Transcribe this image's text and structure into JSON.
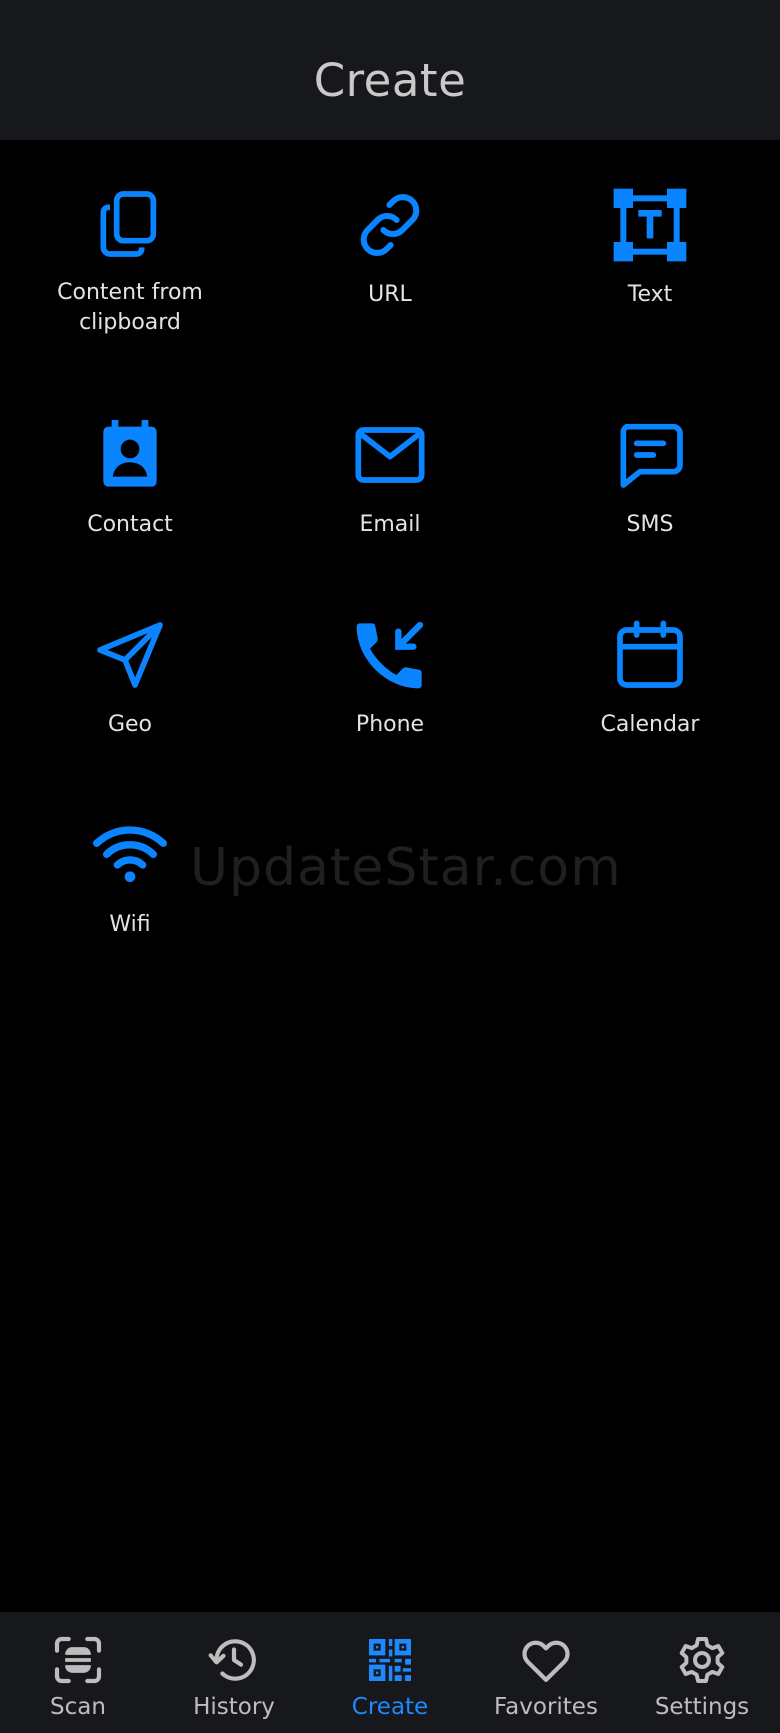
{
  "header": {
    "title": "Create"
  },
  "colors": {
    "accent": "#0a84ff",
    "nav_active": "#1e88ff",
    "nav_inactive": "#bdbdbd",
    "text": "#e3e3e3"
  },
  "tiles": [
    {
      "label": "Content from\nclipboard",
      "icon": "copy-icon"
    },
    {
      "label": "URL",
      "icon": "link-icon"
    },
    {
      "label": "Text",
      "icon": "text-box-icon"
    },
    {
      "label": "Contact",
      "icon": "contact-icon"
    },
    {
      "label": "Email",
      "icon": "mail-icon"
    },
    {
      "label": "SMS",
      "icon": "message-icon"
    },
    {
      "label": "Geo",
      "icon": "navigation-icon"
    },
    {
      "label": "Phone",
      "icon": "phone-incoming-icon"
    },
    {
      "label": "Calendar",
      "icon": "calendar-icon"
    },
    {
      "label": "Wifi",
      "icon": "wifi-icon"
    }
  ],
  "watermark": "UpdateStar.com",
  "bottom_nav": {
    "items": [
      {
        "label": "Scan",
        "icon": "scan-icon",
        "active": false
      },
      {
        "label": "History",
        "icon": "history-icon",
        "active": false
      },
      {
        "label": "Create",
        "icon": "qr-code-icon",
        "active": true
      },
      {
        "label": "Favorites",
        "icon": "heart-icon",
        "active": false
      },
      {
        "label": "Settings",
        "icon": "gear-icon",
        "active": false
      }
    ]
  }
}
====
# Task to carry out:
Set down the complete material exactly, but do not include the images.

# Solution:
Transcribe this image's text and structure into JSON.
{
  "header": {
    "title": "Create"
  },
  "colors": {
    "accent": "#0a84ff",
    "nav_active": "#1e88ff",
    "nav_inactive": "#bdbdbd",
    "text": "#e3e3e3"
  },
  "tiles": [
    {
      "label": "Content from\nclipboard",
      "icon": "copy-icon"
    },
    {
      "label": "URL",
      "icon": "link-icon"
    },
    {
      "label": "Text",
      "icon": "text-box-icon"
    },
    {
      "label": "Contact",
      "icon": "contact-icon"
    },
    {
      "label": "Email",
      "icon": "mail-icon"
    },
    {
      "label": "SMS",
      "icon": "message-icon"
    },
    {
      "label": "Geo",
      "icon": "navigation-icon"
    },
    {
      "label": "Phone",
      "icon": "phone-incoming-icon"
    },
    {
      "label": "Calendar",
      "icon": "calendar-icon"
    },
    {
      "label": "Wifi",
      "icon": "wifi-icon"
    }
  ],
  "watermark": "UpdateStar.com",
  "bottom_nav": {
    "items": [
      {
        "label": "Scan",
        "icon": "scan-icon",
        "active": false
      },
      {
        "label": "History",
        "icon": "history-icon",
        "active": false
      },
      {
        "label": "Create",
        "icon": "qr-code-icon",
        "active": true
      },
      {
        "label": "Favorites",
        "icon": "heart-icon",
        "active": false
      },
      {
        "label": "Settings",
        "icon": "gear-icon",
        "active": false
      }
    ]
  }
}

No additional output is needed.